* [Written problem] Reproduce every line of the material below verbatim, keeping each character unchanged.

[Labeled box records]
•••

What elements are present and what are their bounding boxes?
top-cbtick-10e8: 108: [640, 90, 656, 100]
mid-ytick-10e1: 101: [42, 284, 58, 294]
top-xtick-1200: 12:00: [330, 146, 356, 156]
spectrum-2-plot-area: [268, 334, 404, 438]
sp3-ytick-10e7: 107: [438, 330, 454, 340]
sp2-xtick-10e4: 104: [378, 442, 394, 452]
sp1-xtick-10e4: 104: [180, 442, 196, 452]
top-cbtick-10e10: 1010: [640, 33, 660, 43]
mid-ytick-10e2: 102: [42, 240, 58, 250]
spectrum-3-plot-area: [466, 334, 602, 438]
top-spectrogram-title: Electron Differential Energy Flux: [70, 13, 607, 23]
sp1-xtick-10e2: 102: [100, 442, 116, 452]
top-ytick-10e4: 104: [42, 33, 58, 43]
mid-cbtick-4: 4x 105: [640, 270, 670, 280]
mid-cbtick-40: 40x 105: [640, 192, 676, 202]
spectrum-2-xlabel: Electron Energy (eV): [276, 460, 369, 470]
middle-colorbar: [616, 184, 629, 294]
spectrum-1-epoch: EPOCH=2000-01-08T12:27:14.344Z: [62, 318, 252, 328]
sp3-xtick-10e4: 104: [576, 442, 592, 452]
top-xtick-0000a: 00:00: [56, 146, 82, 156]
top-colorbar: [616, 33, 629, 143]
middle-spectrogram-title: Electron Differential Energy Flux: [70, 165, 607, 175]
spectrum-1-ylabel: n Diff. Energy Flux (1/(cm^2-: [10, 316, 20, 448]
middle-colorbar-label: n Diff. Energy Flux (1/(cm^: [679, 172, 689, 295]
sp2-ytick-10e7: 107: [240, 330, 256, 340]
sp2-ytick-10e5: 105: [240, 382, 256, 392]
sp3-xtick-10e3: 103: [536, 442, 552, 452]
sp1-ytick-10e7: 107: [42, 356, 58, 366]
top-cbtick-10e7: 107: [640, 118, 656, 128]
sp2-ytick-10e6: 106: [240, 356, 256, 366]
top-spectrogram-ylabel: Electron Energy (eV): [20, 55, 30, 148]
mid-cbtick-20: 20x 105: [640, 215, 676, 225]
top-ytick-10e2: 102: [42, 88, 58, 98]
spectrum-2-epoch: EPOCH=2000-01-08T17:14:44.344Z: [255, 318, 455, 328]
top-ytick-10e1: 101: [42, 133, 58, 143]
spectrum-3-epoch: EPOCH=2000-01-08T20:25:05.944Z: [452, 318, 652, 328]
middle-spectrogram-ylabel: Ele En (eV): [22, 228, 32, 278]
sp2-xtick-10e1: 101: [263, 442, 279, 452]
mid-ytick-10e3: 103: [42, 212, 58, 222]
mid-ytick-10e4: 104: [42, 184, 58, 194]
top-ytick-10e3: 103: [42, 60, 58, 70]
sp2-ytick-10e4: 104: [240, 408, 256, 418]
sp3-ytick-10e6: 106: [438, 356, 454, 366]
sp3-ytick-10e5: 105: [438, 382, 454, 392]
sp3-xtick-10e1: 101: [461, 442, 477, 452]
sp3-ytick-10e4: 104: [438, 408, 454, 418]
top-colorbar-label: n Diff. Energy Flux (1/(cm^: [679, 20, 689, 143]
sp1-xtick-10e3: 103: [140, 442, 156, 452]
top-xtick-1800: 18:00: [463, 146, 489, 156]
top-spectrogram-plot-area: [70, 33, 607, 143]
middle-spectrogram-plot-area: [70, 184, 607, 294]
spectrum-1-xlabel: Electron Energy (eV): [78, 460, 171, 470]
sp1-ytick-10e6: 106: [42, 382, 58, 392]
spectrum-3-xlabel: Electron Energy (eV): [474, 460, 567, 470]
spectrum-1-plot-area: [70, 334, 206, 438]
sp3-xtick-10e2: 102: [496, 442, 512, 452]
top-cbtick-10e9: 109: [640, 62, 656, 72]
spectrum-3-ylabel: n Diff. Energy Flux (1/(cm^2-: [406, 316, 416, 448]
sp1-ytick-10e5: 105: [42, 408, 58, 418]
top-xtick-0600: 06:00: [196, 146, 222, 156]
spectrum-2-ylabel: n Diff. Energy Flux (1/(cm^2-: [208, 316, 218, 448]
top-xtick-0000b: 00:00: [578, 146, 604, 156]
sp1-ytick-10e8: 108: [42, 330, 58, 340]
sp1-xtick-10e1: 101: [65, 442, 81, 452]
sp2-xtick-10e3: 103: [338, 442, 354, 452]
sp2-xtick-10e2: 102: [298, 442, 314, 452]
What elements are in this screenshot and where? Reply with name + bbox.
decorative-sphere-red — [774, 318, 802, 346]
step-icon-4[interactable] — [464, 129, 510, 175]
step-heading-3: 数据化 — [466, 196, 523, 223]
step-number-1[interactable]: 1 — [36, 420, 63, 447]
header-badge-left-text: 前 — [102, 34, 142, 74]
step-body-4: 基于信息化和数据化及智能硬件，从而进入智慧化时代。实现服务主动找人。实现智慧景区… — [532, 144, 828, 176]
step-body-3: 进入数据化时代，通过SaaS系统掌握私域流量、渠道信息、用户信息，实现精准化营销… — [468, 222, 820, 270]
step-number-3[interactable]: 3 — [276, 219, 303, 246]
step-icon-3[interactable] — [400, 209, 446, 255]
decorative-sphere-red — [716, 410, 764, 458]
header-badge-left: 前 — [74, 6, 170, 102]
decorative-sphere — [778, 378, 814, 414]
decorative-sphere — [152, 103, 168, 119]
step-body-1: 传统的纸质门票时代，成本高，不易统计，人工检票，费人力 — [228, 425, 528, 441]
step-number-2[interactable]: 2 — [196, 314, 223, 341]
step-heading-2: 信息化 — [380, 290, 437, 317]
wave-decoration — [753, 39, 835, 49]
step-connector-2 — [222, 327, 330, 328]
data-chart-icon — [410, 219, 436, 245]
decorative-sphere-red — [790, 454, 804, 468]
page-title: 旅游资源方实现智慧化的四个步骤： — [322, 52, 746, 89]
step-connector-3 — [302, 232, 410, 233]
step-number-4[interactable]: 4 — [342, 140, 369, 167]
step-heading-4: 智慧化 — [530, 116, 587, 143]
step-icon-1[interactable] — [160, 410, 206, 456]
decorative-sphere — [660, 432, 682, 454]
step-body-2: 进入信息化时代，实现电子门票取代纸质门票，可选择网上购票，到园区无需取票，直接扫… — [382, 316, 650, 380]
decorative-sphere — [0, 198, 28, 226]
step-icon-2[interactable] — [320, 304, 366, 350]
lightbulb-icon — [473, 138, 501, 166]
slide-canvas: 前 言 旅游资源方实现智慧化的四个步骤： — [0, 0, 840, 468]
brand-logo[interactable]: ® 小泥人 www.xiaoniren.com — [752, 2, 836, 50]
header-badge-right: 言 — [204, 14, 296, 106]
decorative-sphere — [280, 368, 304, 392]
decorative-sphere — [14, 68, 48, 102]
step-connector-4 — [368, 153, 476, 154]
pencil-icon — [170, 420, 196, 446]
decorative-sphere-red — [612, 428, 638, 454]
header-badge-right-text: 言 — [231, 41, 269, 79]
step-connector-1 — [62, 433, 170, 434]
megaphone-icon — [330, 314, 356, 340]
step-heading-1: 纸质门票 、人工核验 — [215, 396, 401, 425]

•••

* [Task response]
What elements are present and what are their bounding boxes?
top-cbtick-10e8: 108: [640, 90, 656, 100]
mid-ytick-10e1: 101: [42, 284, 58, 294]
top-xtick-1200: 12:00: [330, 146, 356, 156]
spectrum-2-plot-area: [268, 334, 404, 438]
sp3-ytick-10e7: 107: [438, 330, 454, 340]
sp2-xtick-10e4: 104: [378, 442, 394, 452]
sp1-xtick-10e4: 104: [180, 442, 196, 452]
top-cbtick-10e10: 1010: [640, 33, 660, 43]
mid-ytick-10e2: 102: [42, 240, 58, 250]
spectrum-3-plot-area: [466, 334, 602, 438]
top-spectrogram-title: Electron Differential Energy Flux: [70, 13, 607, 23]
sp1-xtick-10e2: 102: [100, 442, 116, 452]
top-ytick-10e4: 104: [42, 33, 58, 43]
mid-cbtick-4: 4x 105: [640, 270, 670, 280]
mid-cbtick-40: 40x 105: [640, 192, 676, 202]
spectrum-2-xlabel: Electron Energy (eV): [276, 460, 369, 470]
middle-colorbar: [616, 184, 629, 294]
spectrum-1-epoch: EPOCH=2000-01-08T12:27:14.344Z: [62, 318, 252, 328]
sp3-xtick-10e4: 104: [576, 442, 592, 452]
top-xtick-0000a: 00:00: [56, 146, 82, 156]
top-colorbar: [616, 33, 629, 143]
middle-spectrogram-title: Electron Differential Energy Flux: [70, 165, 607, 175]
spectrum-1-ylabel: n Diff. Energy Flux (1/(cm^2-: [10, 316, 20, 448]
middle-colorbar-label: n Diff. Energy Flux (1/(cm^: [679, 172, 689, 295]
sp2-ytick-10e7: 107: [240, 330, 256, 340]
sp2-ytick-10e5: 105: [240, 382, 256, 392]
sp3-xtick-10e3: 103: [536, 442, 552, 452]
sp1-ytick-10e7: 107: [42, 356, 58, 366]
top-cbtick-10e7: 107: [640, 118, 656, 128]
sp2-ytick-10e6: 106: [240, 356, 256, 366]
top-spectrogram-ylabel: Electron Energy (eV): [20, 55, 30, 148]
mid-cbtick-20: 20x 105: [640, 215, 676, 225]
top-ytick-10e2: 102: [42, 88, 58, 98]
spectrum-2-epoch: EPOCH=2000-01-08T17:14:44.344Z: [255, 318, 455, 328]
top-ytick-10e1: 101: [42, 133, 58, 143]
spectrum-3-epoch: EPOCH=2000-01-08T20:25:05.944Z: [452, 318, 652, 328]
middle-spectrogram-ylabel: Ele En (eV): [22, 228, 32, 278]
sp2-xtick-10e1: 101: [263, 442, 279, 452]
mid-ytick-10e3: 103: [42, 212, 58, 222]
mid-ytick-10e4: 104: [42, 184, 58, 194]
top-ytick-10e3: 103: [42, 60, 58, 70]
sp2-ytick-10e4: 104: [240, 408, 256, 418]
sp3-ytick-10e6: 106: [438, 356, 454, 366]
sp3-ytick-10e5: 105: [438, 382, 454, 392]
sp3-xtick-10e1: 101: [461, 442, 477, 452]
sp3-ytick-10e4: 104: [438, 408, 454, 418]
top-colorbar-label: n Diff. Energy Flux (1/(cm^: [679, 20, 689, 143]
sp1-xtick-10e3: 103: [140, 442, 156, 452]
top-xtick-1800: 18:00: [463, 146, 489, 156]
top-spectrogram-plot-area: [70, 33, 607, 143]
middle-spectrogram-plot-area: [70, 184, 607, 294]
spectrum-1-xlabel: Electron Energy (eV): [78, 460, 171, 470]
sp1-ytick-10e6: 106: [42, 382, 58, 392]
spectrum-3-xlabel: Electron Energy (eV): [474, 460, 567, 470]
spectrum-1-plot-area: [70, 334, 206, 438]
sp3-xtick-10e2: 102: [496, 442, 512, 452]
top-cbtick-10e9: 109: [640, 62, 656, 72]
spectrum-3-ylabel: n Diff. Energy Flux (1/(cm^2-: [406, 316, 416, 448]
sp1-ytick-10e5: 105: [42, 408, 58, 418]
top-xtick-0600: 06:00: [196, 146, 222, 156]
spectrum-2-ylabel: n Diff. Energy Flux (1/(cm^2-: [208, 316, 218, 448]
top-xtick-0000b: 00:00: [578, 146, 604, 156]
sp1-ytick-10e8: 108: [42, 330, 58, 340]
sp1-xtick-10e1: 101: [65, 442, 81, 452]
sp2-xtick-10e3: 103: [338, 442, 354, 452]
sp2-xtick-10e2: 102: [298, 442, 314, 452]
What elements are in this screenshot and where? Reply with name + bbox.
decorative-sphere-red — [774, 318, 802, 346]
step-icon-4[interactable] — [464, 129, 510, 175]
step-heading-3: 数据化 — [466, 196, 523, 223]
step-number-1[interactable]: 1 — [36, 420, 63, 447]
header-badge-left-text: 前 — [102, 34, 142, 74]
step-body-4: 基于信息化和数据化及智能硬件，从而进入智慧化时代。实现服务主动找人。实现智慧景区… — [532, 144, 828, 176]
step-body-3: 进入数据化时代，通过SaaS系统掌握私域流量、渠道信息、用户信息，实现精准化营销… — [468, 222, 820, 270]
step-number-3[interactable]: 3 — [276, 219, 303, 246]
step-icon-3[interactable] — [400, 209, 446, 255]
decorative-sphere-red — [716, 410, 764, 458]
header-badge-left: 前 — [74, 6, 170, 102]
decorative-sphere — [778, 378, 814, 414]
decorative-sphere — [152, 103, 168, 119]
step-body-1: 传统的纸质门票时代，成本高，不易统计，人工检票，费人力 — [228, 425, 528, 441]
step-number-2[interactable]: 2 — [196, 314, 223, 341]
step-heading-2: 信息化 — [380, 290, 437, 317]
wave-decoration — [753, 39, 835, 49]
step-connector-2 — [222, 327, 330, 328]
data-chart-icon — [410, 219, 436, 245]
decorative-sphere-red — [790, 454, 804, 468]
page-title: 旅游资源方实现智慧化的四个步骤： — [322, 52, 746, 89]
step-connector-3 — [302, 232, 410, 233]
step-number-4[interactable]: 4 — [342, 140, 369, 167]
step-heading-4: 智慧化 — [530, 116, 587, 143]
step-icon-1[interactable] — [160, 410, 206, 456]
decorative-sphere — [660, 432, 682, 454]
step-body-2: 进入信息化时代，实现电子门票取代纸质门票，可选择网上购票，到园区无需取票，直接扫… — [382, 316, 650, 380]
decorative-sphere — [0, 198, 28, 226]
step-icon-2[interactable] — [320, 304, 366, 350]
lightbulb-icon — [473, 138, 501, 166]
slide-canvas: 前 言 旅游资源方实现智慧化的四个步骤： — [0, 0, 840, 468]
brand-logo[interactable]: ® 小泥人 www.xiaoniren.com — [752, 2, 836, 50]
header-badge-right: 言 — [204, 14, 296, 106]
decorative-sphere — [280, 368, 304, 392]
decorative-sphere — [14, 68, 48, 102]
step-connector-4 — [368, 153, 476, 154]
pencil-icon — [170, 420, 196, 446]
decorative-sphere-red — [612, 428, 638, 454]
header-badge-right-text: 言 — [231, 41, 269, 79]
step-connector-1 — [62, 433, 170, 434]
megaphone-icon — [330, 314, 356, 340]
step-heading-1: 纸质门票 、人工核验 — [215, 396, 401, 425]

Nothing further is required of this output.